### EXERCISE REQUIREMENTS
Answer with a single number, the count of lines holding the word "title".

Records from a data collection:
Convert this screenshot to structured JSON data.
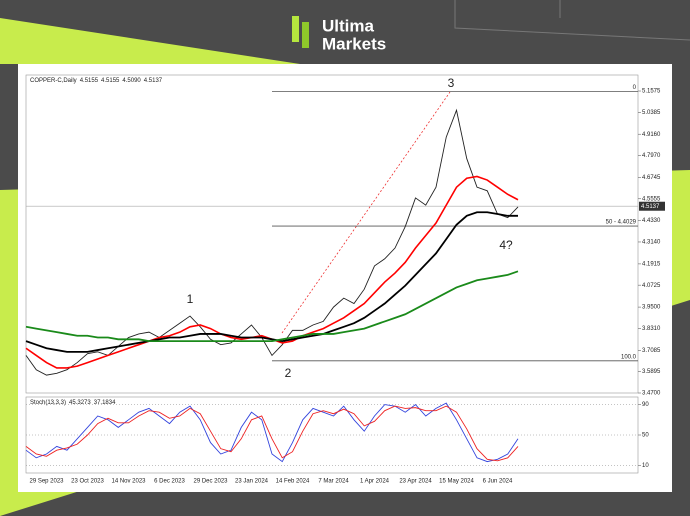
{
  "brand": {
    "line1": "Ultima",
    "line2": "Markets"
  },
  "chart_data": [
    {
      "type": "line",
      "title": "COPPER-C,Daily",
      "ohlc": [
        4.5155,
        4.5155,
        {
          "value": 4.509,
          "label": "4.5090"
        },
        4.5137
      ],
      "categories": [
        null,
        null,
        "29 Sep 2023",
        null,
        null,
        null,
        "23 Oct 2023",
        null,
        null,
        null,
        "14 Nov 2023",
        null,
        null,
        null,
        "6 Dec 2023",
        null,
        null,
        null,
        "29 Dec 2023",
        null,
        null,
        null,
        "23 Jan 2024",
        null,
        null,
        null,
        "14 Feb 2024",
        null,
        null,
        null,
        "7 Mar 2024",
        null,
        null,
        null,
        "1 Apr 2024",
        null,
        null,
        null,
        "23 Apr 2024",
        null,
        null,
        null,
        "15 May 2024",
        null,
        null,
        null,
        "6 Jun 2024",
        null,
        null
      ],
      "series": [
        {
          "color": "#222222",
          "values": [
            3.68,
            3.6,
            3.57,
            3.58,
            3.6,
            3.64,
            3.69,
            3.7,
            3.68,
            3.73,
            3.78,
            3.8,
            3.81,
            3.78,
            3.82,
            3.86,
            3.9,
            3.84,
            3.77,
            3.74,
            3.75,
            3.8,
            3.85,
            3.78,
            3.68,
            3.74,
            3.82,
            3.82,
            3.85,
            3.87,
            3.95,
            4.0,
            3.97,
            4.05,
            4.18,
            4.22,
            4.28,
            4.4,
            4.56,
            4.52,
            4.62,
            4.9,
            5.05,
            4.78,
            4.62,
            4.6,
            4.47,
            4.45,
            4.51
          ]
        },
        {
          "color": "#ff0000",
          "values": [
            3.72,
            3.68,
            3.64,
            3.61,
            3.61,
            3.62,
            3.64,
            3.66,
            3.68,
            3.7,
            3.72,
            3.74,
            3.76,
            3.78,
            3.79,
            3.81,
            3.84,
            3.85,
            3.83,
            3.8,
            3.78,
            3.77,
            3.78,
            3.79,
            3.77,
            3.75,
            3.76,
            3.79,
            3.81,
            3.83,
            3.86,
            3.89,
            3.93,
            3.97,
            4.03,
            4.09,
            4.14,
            4.2,
            4.28,
            4.35,
            4.42,
            4.52,
            4.62,
            4.67,
            4.68,
            4.66,
            4.62,
            4.58,
            4.55
          ]
        },
        {
          "color": "#000000",
          "values": [
            3.76,
            3.74,
            3.72,
            3.71,
            3.7,
            3.7,
            3.7,
            3.71,
            3.72,
            3.73,
            3.74,
            3.75,
            3.76,
            3.77,
            3.78,
            3.78,
            3.79,
            3.8,
            3.8,
            3.8,
            3.79,
            3.78,
            3.78,
            3.78,
            3.77,
            3.76,
            3.77,
            3.78,
            3.79,
            3.8,
            3.82,
            3.84,
            3.86,
            3.89,
            3.93,
            3.97,
            4.02,
            4.07,
            4.13,
            4.19,
            4.25,
            4.33,
            4.41,
            4.46,
            4.48,
            4.48,
            4.47,
            4.46,
            4.46
          ]
        },
        {
          "color": "#1a8a1a",
          "values": [
            3.84,
            3.83,
            3.82,
            3.81,
            3.8,
            3.79,
            3.79,
            3.78,
            3.78,
            3.77,
            3.77,
            3.77,
            3.76,
            3.76,
            3.76,
            3.76,
            3.76,
            3.76,
            3.76,
            3.76,
            3.76,
            3.76,
            3.76,
            3.76,
            3.76,
            3.77,
            3.78,
            3.79,
            3.8,
            3.8,
            3.8,
            3.81,
            3.82,
            3.83,
            3.85,
            3.87,
            3.89,
            3.91,
            3.94,
            3.97,
            4.0,
            4.03,
            4.06,
            4.08,
            4.1,
            4.11,
            4.12,
            4.13,
            4.15
          ]
        }
      ],
      "ylim": [
        3.47,
        5.247
      ],
      "yticks": [
        5.1575,
        5.0385,
        {
          "value": 4.916,
          "label": "4.9160"
        },
        {
          "value": 4.797,
          "label": "4.7970"
        },
        4.6745,
        4.5555,
        {
          "value": 4.433,
          "label": "4.4330"
        },
        {
          "value": 4.314,
          "label": "4.3140"
        },
        4.1915,
        4.0725,
        {
          "value": 3.95,
          "label": "3.9500"
        },
        {
          "value": 3.831,
          "label": "3.8310"
        },
        3.7085,
        3.5895,
        {
          "value": 3.47,
          "label": "3.4700"
        }
      ],
      "fib_levels": [
        {
          "value": 5.155,
          "label": "0"
        },
        {
          "value": 4.4029,
          "label": "50 - 4.4029"
        },
        {
          "value": 3.65,
          "label": "100.0"
        }
      ],
      "annotations": [
        "1",
        "2",
        "3",
        "4?"
      ]
    },
    {
      "type": "line",
      "title": "Stoch(13,3,3)",
      "readings": [
        45.3273,
        37.1834
      ],
      "series": [
        {
          "color": "#3344dd",
          "values": [
            30,
            20,
            25,
            35,
            30,
            45,
            60,
            75,
            70,
            60,
            70,
            80,
            85,
            75,
            65,
            80,
            88,
            70,
            40,
            25,
            30,
            60,
            80,
            70,
            25,
            15,
            40,
            70,
            85,
            80,
            75,
            88,
            70,
            55,
            75,
            90,
            88,
            80,
            90,
            75,
            85,
            92,
            70,
            45,
            20,
            15,
            18,
            25,
            45
          ]
        },
        {
          "color": "#ee2222",
          "values": [
            35,
            25,
            22,
            30,
            33,
            38,
            50,
            65,
            72,
            66,
            66,
            75,
            82,
            80,
            72,
            75,
            85,
            78,
            55,
            32,
            28,
            45,
            70,
            75,
            45,
            20,
            28,
            55,
            78,
            82,
            78,
            84,
            78,
            62,
            68,
            82,
            88,
            85,
            86,
            82,
            82,
            88,
            80,
            58,
            32,
            18,
            16,
            20,
            35
          ]
        }
      ],
      "ylim": [
        0,
        100
      ],
      "yticks": [
        10,
        50,
        90
      ]
    }
  ]
}
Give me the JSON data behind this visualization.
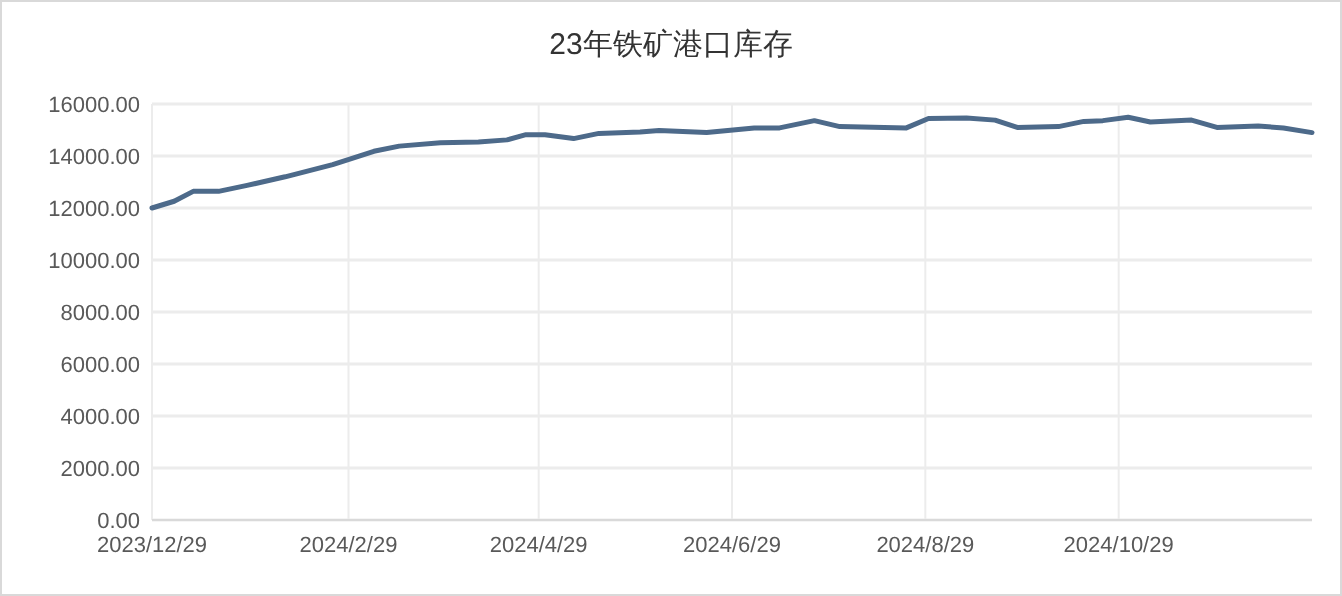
{
  "chart_data": {
    "type": "line",
    "title": "23年铁矿港口库存",
    "x": [
      "2023-12-29",
      "2024-01-05",
      "2024-01-11",
      "2024-01-19",
      "2024-01-28",
      "2024-02-09",
      "2024-02-24",
      "2024-03-08",
      "2024-03-16",
      "2024-03-29",
      "2024-04-10",
      "2024-04-19",
      "2024-04-25",
      "2024-05-01",
      "2024-05-10",
      "2024-05-18",
      "2024-05-31",
      "2024-06-06",
      "2024-06-21",
      "2024-07-06",
      "2024-07-14",
      "2024-07-25",
      "2024-08-02",
      "2024-08-23",
      "2024-08-30",
      "2024-09-11",
      "2024-09-20",
      "2024-09-27",
      "2024-10-10",
      "2024-10-18",
      "2024-10-24",
      "2024-11-01",
      "2024-11-08",
      "2024-11-21",
      "2024-11-29",
      "2024-12-12",
      "2024-12-20",
      "2024-12-29"
    ],
    "series": [
      {
        "color": "#4d6a8a",
        "values": [
          12000,
          12260,
          12640,
          12640,
          12870,
          13200,
          13670,
          14180,
          14380,
          14510,
          14540,
          14620,
          14820,
          14820,
          14670,
          14870,
          14920,
          14980,
          14900,
          15080,
          15080,
          15360,
          15130,
          15080,
          15440,
          15460,
          15380,
          15100,
          15130,
          15330,
          15360,
          15490,
          15310,
          15380,
          15100,
          15150,
          15080,
          14900
        ]
      }
    ],
    "xlim": [
      "2023-12-29",
      "2024-12-29"
    ],
    "xticks": [
      {
        "value": "2023-12-29",
        "label": "2023/12/29"
      },
      {
        "value": "2024-02-29",
        "label": "2024/2/29"
      },
      {
        "value": "2024-04-29",
        "label": "2024/4/29"
      },
      {
        "value": "2024-06-29",
        "label": "2024/6/29"
      },
      {
        "value": "2024-08-29",
        "label": "2024/8/29"
      },
      {
        "value": "2024-10-29",
        "label": "2024/10/29"
      }
    ],
    "ylim": [
      0,
      16000
    ],
    "yticks": [
      {
        "value": 0,
        "label": "0.00"
      },
      {
        "value": 2000,
        "label": "2000.00"
      },
      {
        "value": 4000,
        "label": "4000.00"
      },
      {
        "value": 6000,
        "label": "6000.00"
      },
      {
        "value": 8000,
        "label": "8000.00"
      },
      {
        "value": 10000,
        "label": "10000.00"
      },
      {
        "value": 12000,
        "label": "12000.00"
      },
      {
        "value": 14000,
        "label": "14000.00"
      },
      {
        "value": 16000,
        "label": "16000.00"
      }
    ],
    "grid": true,
    "marker": "none",
    "line_style": "solid"
  }
}
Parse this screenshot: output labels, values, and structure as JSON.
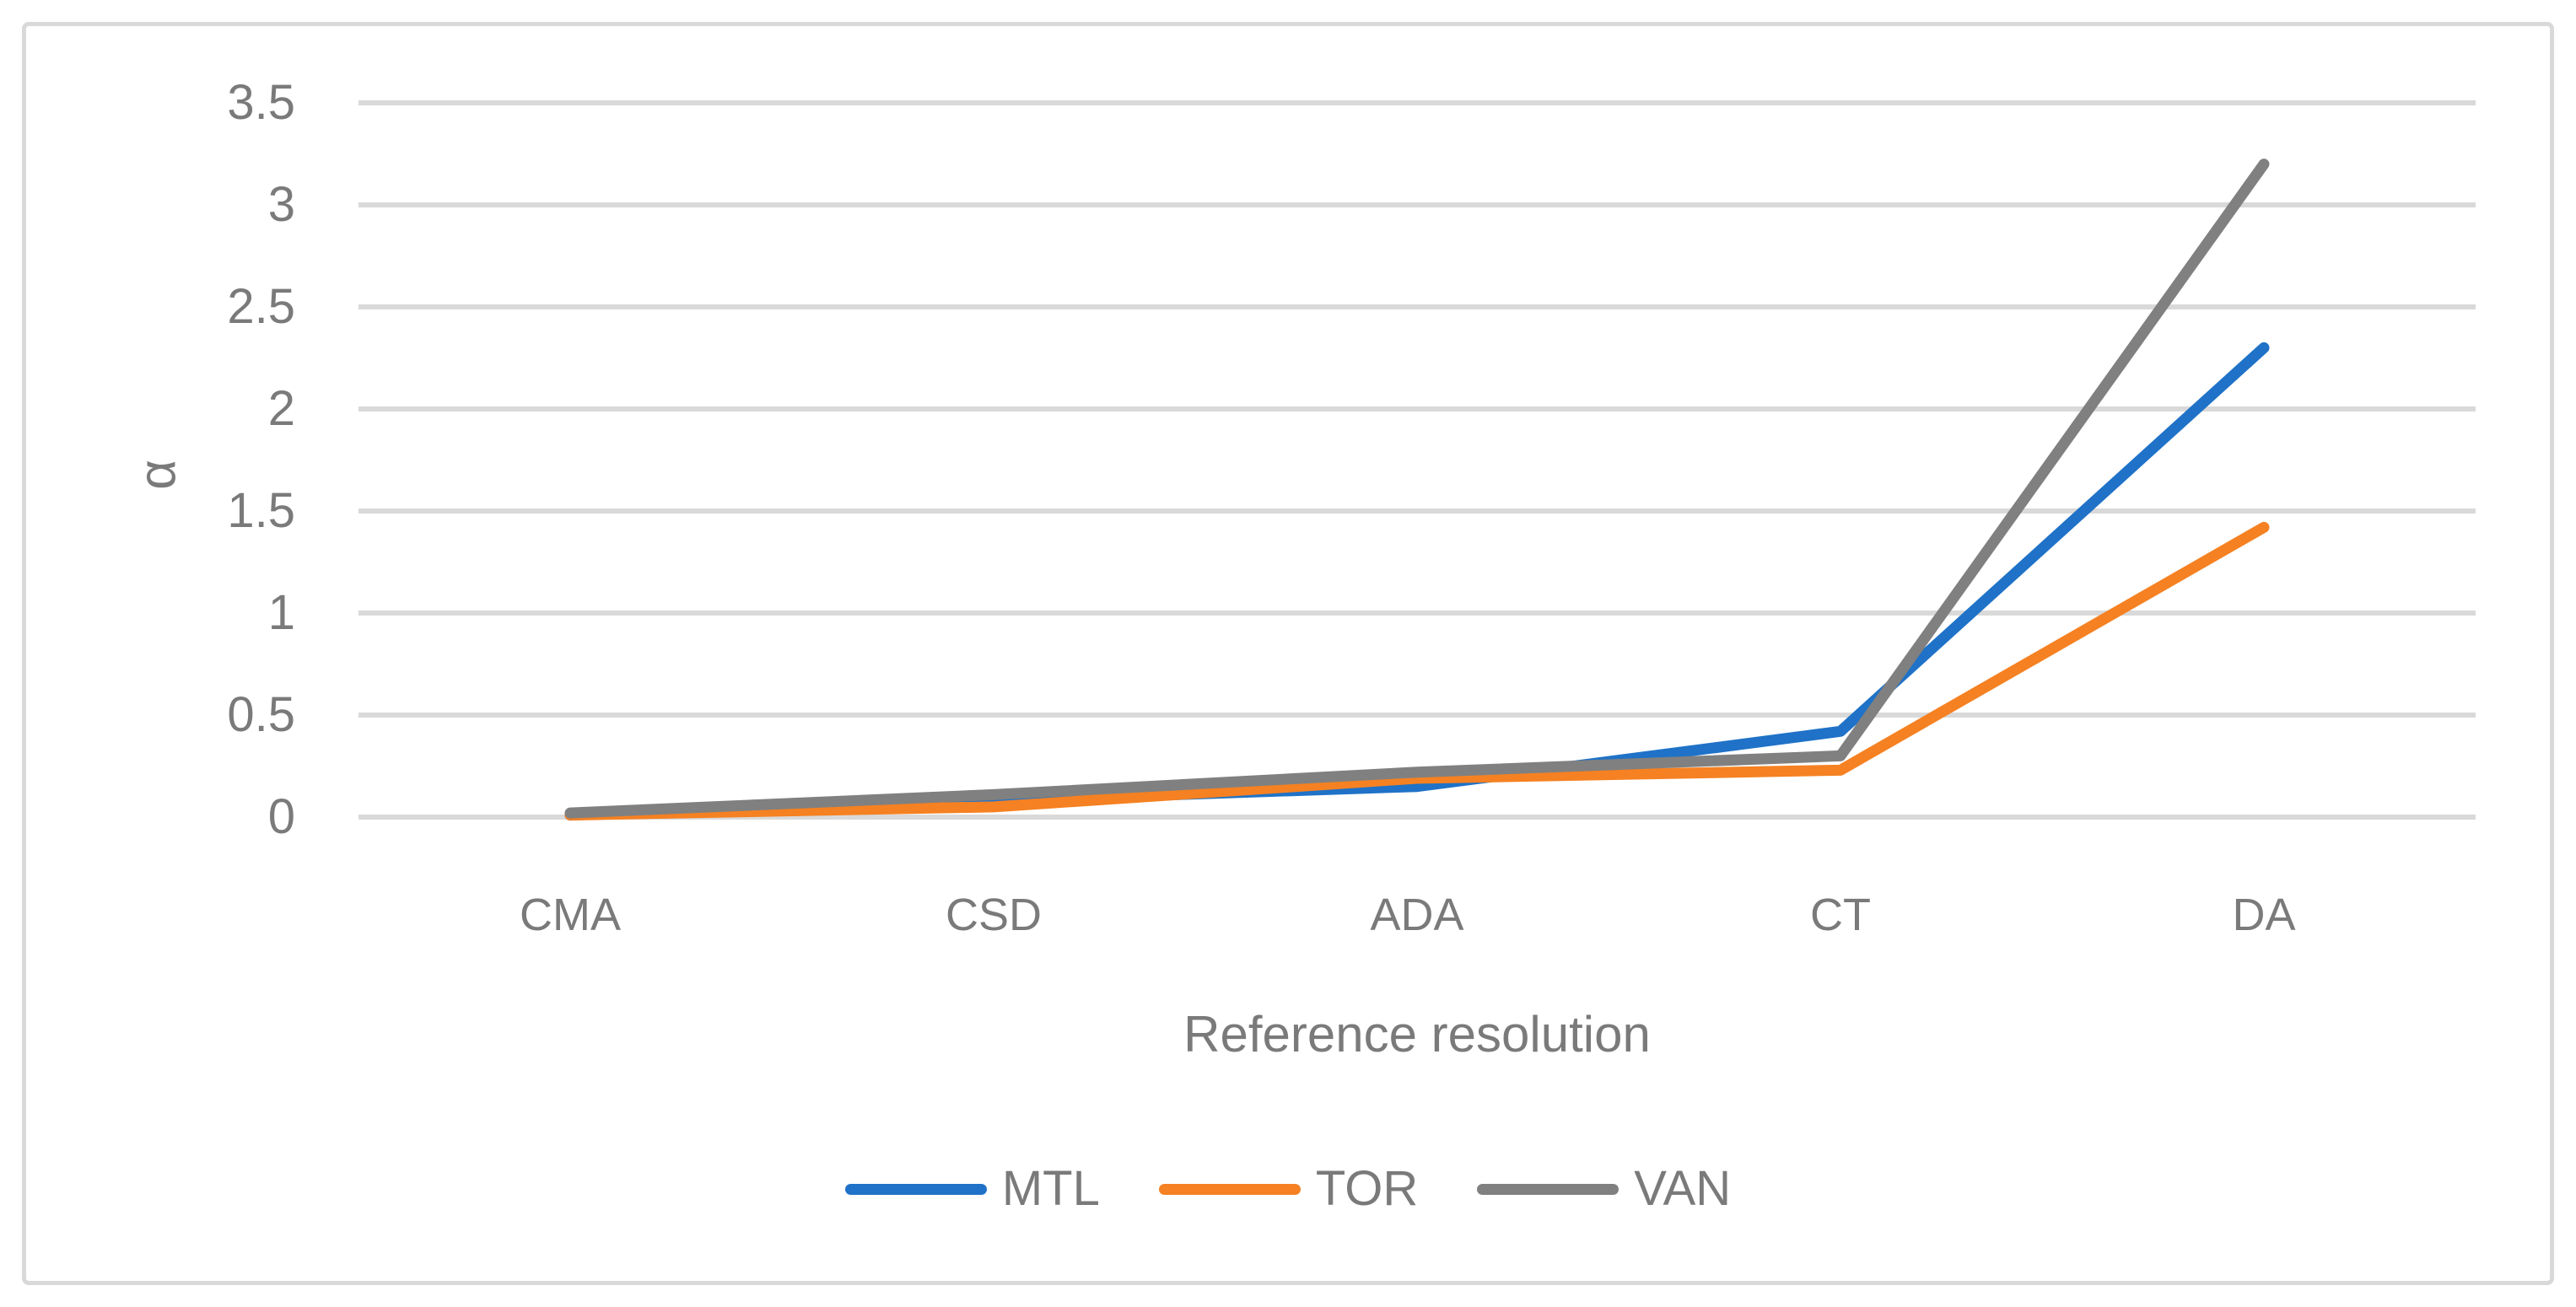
{
  "figure": {
    "background": "#FFFFFF",
    "border_color": "#D9D9D9"
  },
  "chart_data": {
    "type": "line",
    "title": "",
    "categories": [
      "CMA",
      "CSD",
      "ADA",
      "CT",
      "DA"
    ],
    "series": [
      {
        "name": "MTL",
        "color": "#1F72C7",
        "values": [
          0.01,
          0.08,
          0.15,
          0.42,
          2.3
        ]
      },
      {
        "name": "TOR",
        "color": "#F58122",
        "values": [
          0.01,
          0.05,
          0.19,
          0.23,
          1.42
        ]
      },
      {
        "name": "VAN",
        "color": "#808080",
        "values": [
          0.02,
          0.11,
          0.22,
          0.3,
          3.2
        ]
      }
    ],
    "xlabel": "Reference resolution",
    "ylabel": "α",
    "ylim": [
      0,
      3.5
    ],
    "y_ticks": [
      0,
      0.5,
      1,
      1.5,
      2,
      2.5,
      3,
      3.5
    ],
    "y_tick_labels": [
      "0",
      "0.5",
      "1",
      "1.5",
      "2",
      "2.5",
      "3",
      "3.5"
    ],
    "grid": "horizontal",
    "gridline_color": "#D9D9D9",
    "line_width": 13,
    "legend_position": "bottom-center",
    "text_color": "#7A7A7A",
    "markers": "none"
  }
}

### RESPONSE TO THIS TASK
4